** Begin Excerpted data **

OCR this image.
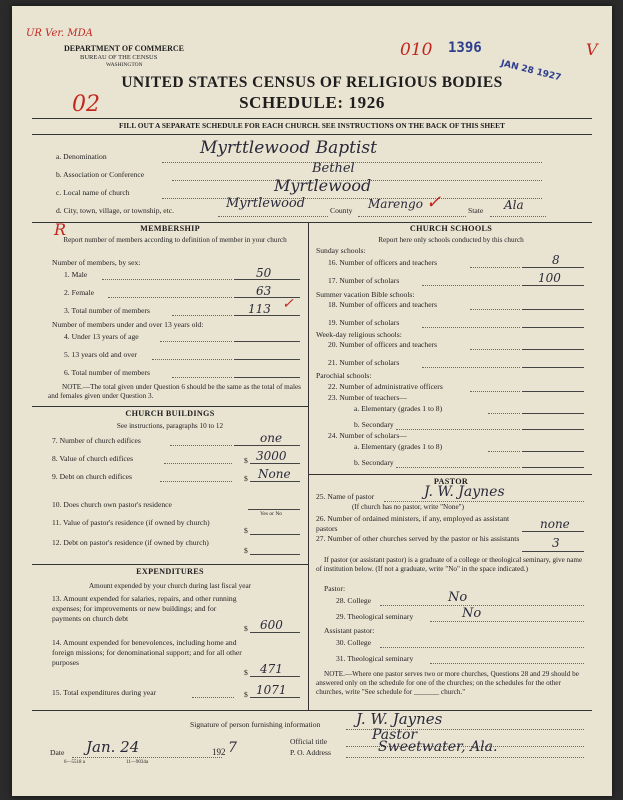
UR Ver. MDA
DEPARTMENT OF COMMERCE
BUREAU OF THE CENSUS
WASHINGTON
010 1396
JAN 28 1927
V
UNITED STATES CENSUS OF RELIGIOUS BODIES
SCHEDULE: 1926
02
FILL OUT A SEPARATE SCHEDULE FOR EACH CHURCH. SEE INSTRUCTIONS ON THE BACK OF THIS SHEET
a. Denomination	Myrttlewood Baptist
b. Association or Conference	Bethel
c. Local name of church	Myrtlewood
d. City, town, village, or township, etc.	Myrtlewood	County Marengo ✓	State Ala
R	MEMBERSHIP
Report number of members according to definition of member in your church
Number of members, by sex:
1. Male	50
2. Female	63
3. Total number of members	113 ✓
Number of members under and over 13 years old:
4. Under 13 years of age
5. 13 years old and over
6. Total number of members
NOTE.—The total given under Question 6 should be the same as the total of males and females given under Question 3.
CHURCH BUILDINGS
See instructions, paragraphs 10 to 12
7. Number of church edifices	one
8. Value of church edifices	$ 3000
9. Debt on church edifices	$ None
10. Does church own pastor's residence
Yes or No
11. Value of pastor's residence (if owned by church)
$
12. Debt on pastor's residence (if owned by church)
$
EXPENDITURES
Amount expended by your church during last fiscal year
13. Amount expended for salaries, repairs, and other running expenses; for improvements or new buildings; and for payments on church debt
$ 600
14. Amount expended for benevolences, including home and foreign missions; for denominational support; and for all other purposes
$ 471
15. Total expenditures during year	$ 1071
CHURCH SCHOOLS
Report here only schools conducted by this church
Sunday schools:
16. Number of officers and teachers	8
17. Number of scholars	100
Summer vacation Bible schools:
18. Number of officers and teachers
19. Number of scholars
Week-day religious schools:
20. Number of officers and teachers
21. Number of scholars
Parochial schools:
22. Number of administrative officers
23. Number of teachers—
a. Elementary (grades 1 to 8)
b. Secondary
24. Number of scholars—
a. Elementary (grades 1 to 8)
b. Secondary
PASTOR
25. Name of pastor	J. W. Jaynes
(If church has no pastor, write "None")
26. Number of ordained ministers, if any, employed as assistant pastors	none
27. Number of other churches served by the pastor or his assistants	3
If pastor (or assistant pastor) is a graduate of a college or theological seminary, give name of institution below. (If not a graduate, write "No" in the space indicated.)
Pastor:
28. College	No
29. Theological seminary	No
Assistant pastor:
30. College
31. Theological seminary
NOTE.—Where one pastor serves two or more churches, Questions 28 and 29 should be answered only on the schedule for one of the churches; on the schedules for the other churches, write "See schedule for _______ church."
Signature of person furnishing information J. W. Jaynes
Official title	Pastor
Date Jan. 24	192 7	P. O. Address	Sweetwater, Ala.
6—5518 a	11—9034a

** End Excerpted data **

* _Problem description_:
Retype all the records shown above, character for character. Omit every picture.

* _Solution_:
OCR this image.
UR Ver. MDA
DEPARTMENT OF COMMERCE
BUREAU OF THE CENSUS
WASHINGTON
010 1396
JAN 28 1927
V
UNITED STATES CENSUS OF RELIGIOUS BODIES
SCHEDULE: 1926
02
FILL OUT A SEPARATE SCHEDULE FOR EACH CHURCH. SEE INSTRUCTIONS ON THE BACK OF THIS SHEET
a. Denomination	Myrttlewood Baptist
b. Association or Conference	Bethel
c. Local name of church	Myrtlewood
d. City, town, village, or township, etc.	Myrtlewood	County Marengo ✓	State Ala
R	MEMBERSHIP
Report number of members according to definition of member in your church
Number of members, by sex:
1. Male	50
2. Female	63
3. Total number of members	113 ✓
Number of members under and over 13 years old:
4. Under 13 years of age
5. 13 years old and over
6. Total number of members
NOTE.—The total given under Question 6 should be the same as the total of males and females given under Question 3.
CHURCH BUILDINGS
See instructions, paragraphs 10 to 12
7. Number of church edifices	one
8. Value of church edifices	$ 3000
9. Debt on church edifices	$ None
10. Does church own pastor's residence
Yes or No
11. Value of pastor's residence (if owned by church)
$
12. Debt on pastor's residence (if owned by church)
$
EXPENDITURES
Amount expended by your church during last fiscal year
13. Amount expended for salaries, repairs, and other running expenses; for improvements or new buildings; and for payments on church debt
$ 600
14. Amount expended for benevolences, including home and foreign missions; for denominational support; and for all other purposes
$ 471
15. Total expenditures during year	$ 1071
CHURCH SCHOOLS
Report here only schools conducted by this church
Sunday schools:
16. Number of officers and teachers	8
17. Number of scholars	100
Summer vacation Bible schools:
18. Number of officers and teachers
19. Number of scholars
Week-day religious schools:
20. Number of officers and teachers
21. Number of scholars
Parochial schools:
22. Number of administrative officers
23. Number of teachers—
a. Elementary (grades 1 to 8)
b. Secondary
24. Number of scholars—
a. Elementary (grades 1 to 8)
b. Secondary
PASTOR
25. Name of pastor	J. W. Jaynes
(If church has no pastor, write "None")
26. Number of ordained ministers, if any, employed as assistant pastors	none
27. Number of other churches served by the pastor or his assistants	3
If pastor (or assistant pastor) is a graduate of a college or theological seminary, give name of institution below. (If not a graduate, write "No" in the space indicated.)
Pastor:
28. College	No
29. Theological seminary	No
Assistant pastor:
30. College
31. Theological seminary
NOTE.—Where one pastor serves two or more churches, Questions 28 and 29 should be answered only on the schedule for one of the churches; on the schedules for the other churches, write "See schedule for _______ church."
Signature of person furnishing information J. W. Jaynes
Official title	Pastor
Date Jan. 24	192 7	P. O. Address	Sweetwater, Ala.
6—5518 a	11—9034a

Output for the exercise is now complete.